> _WHAT YOU HAVE TO DO_:
Write the listing below out again exactly, dropping the images.

> _GIVEN DATA_:
----

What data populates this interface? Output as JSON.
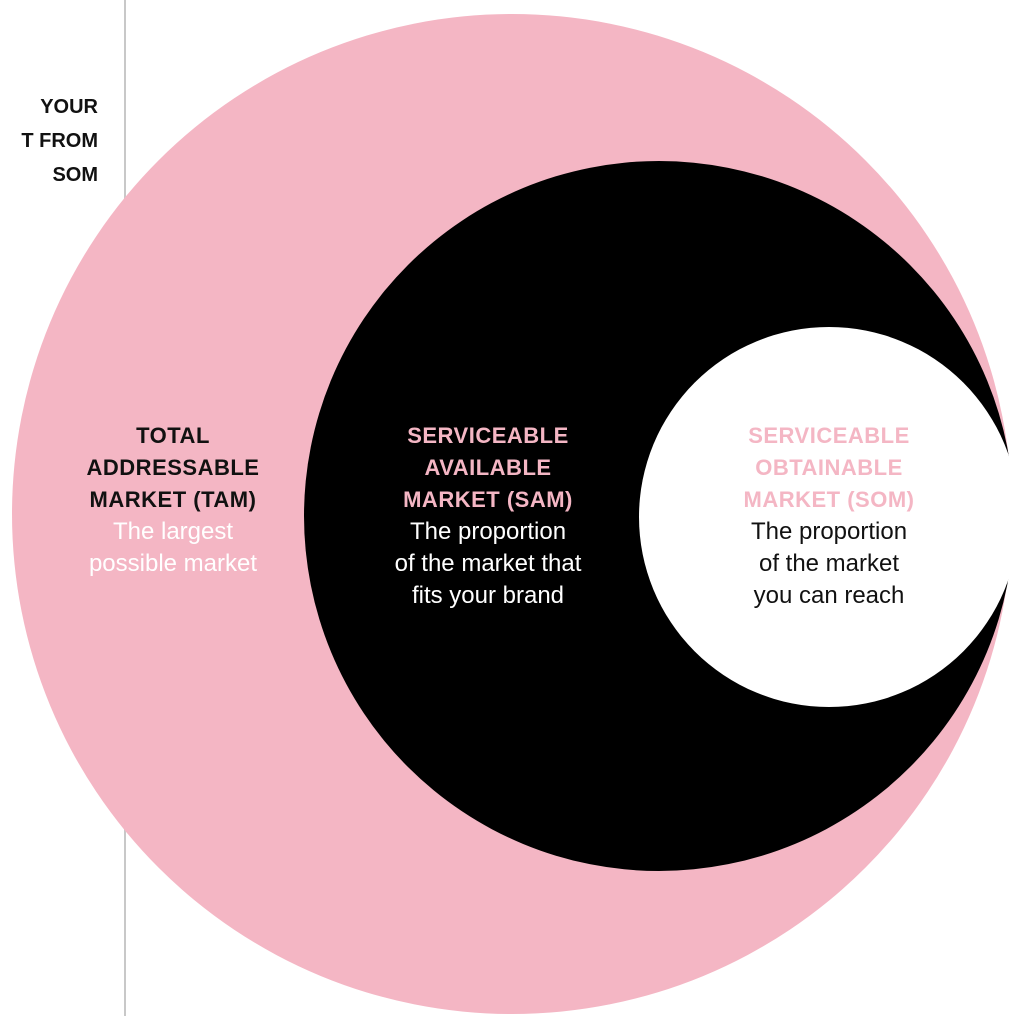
{
  "colors": {
    "pink": "#f4b6c4",
    "black": "#000000",
    "white": "#ffffff",
    "dark_text": "#111111",
    "divider": "#c8c8c8"
  },
  "side_heading": {
    "lines": [
      "YOUR",
      "T FROM",
      "SOM"
    ]
  },
  "diagram": {
    "tam": {
      "title_lines": [
        "TOTAL",
        "ADDRESSABLE",
        "MARKET (TAM)"
      ],
      "desc_lines": [
        "The largest",
        "possible market"
      ]
    },
    "sam": {
      "title_lines": [
        "SERVICEABLE",
        "AVAILABLE",
        "MARKET (SAM)"
      ],
      "desc_lines": [
        "The proportion",
        "of the market that",
        "fits your brand"
      ]
    },
    "som": {
      "title_lines": [
        "SERVICEABLE",
        "OBTAINABLE",
        "MARKET (SOM)"
      ],
      "desc_lines": [
        "The proportion",
        "of the market",
        "you can reach"
      ]
    }
  }
}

----

> _RESPONSE TO THE TASK_:
What data populates this interface? Output as JSON.
{
  "colors": {
    "pink": "#f4b6c4",
    "black": "#000000",
    "white": "#ffffff",
    "dark_text": "#111111",
    "divider": "#c8c8c8"
  },
  "side_heading": {
    "lines": [
      "YOUR",
      "T FROM",
      "SOM"
    ]
  },
  "diagram": {
    "tam": {
      "title_lines": [
        "TOTAL",
        "ADDRESSABLE",
        "MARKET (TAM)"
      ],
      "desc_lines": [
        "The largest",
        "possible market"
      ]
    },
    "sam": {
      "title_lines": [
        "SERVICEABLE",
        "AVAILABLE",
        "MARKET (SAM)"
      ],
      "desc_lines": [
        "The proportion",
        "of the market that",
        "fits your brand"
      ]
    },
    "som": {
      "title_lines": [
        "SERVICEABLE",
        "OBTAINABLE",
        "MARKET (SOM)"
      ],
      "desc_lines": [
        "The proportion",
        "of the market",
        "you can reach"
      ]
    }
  }
}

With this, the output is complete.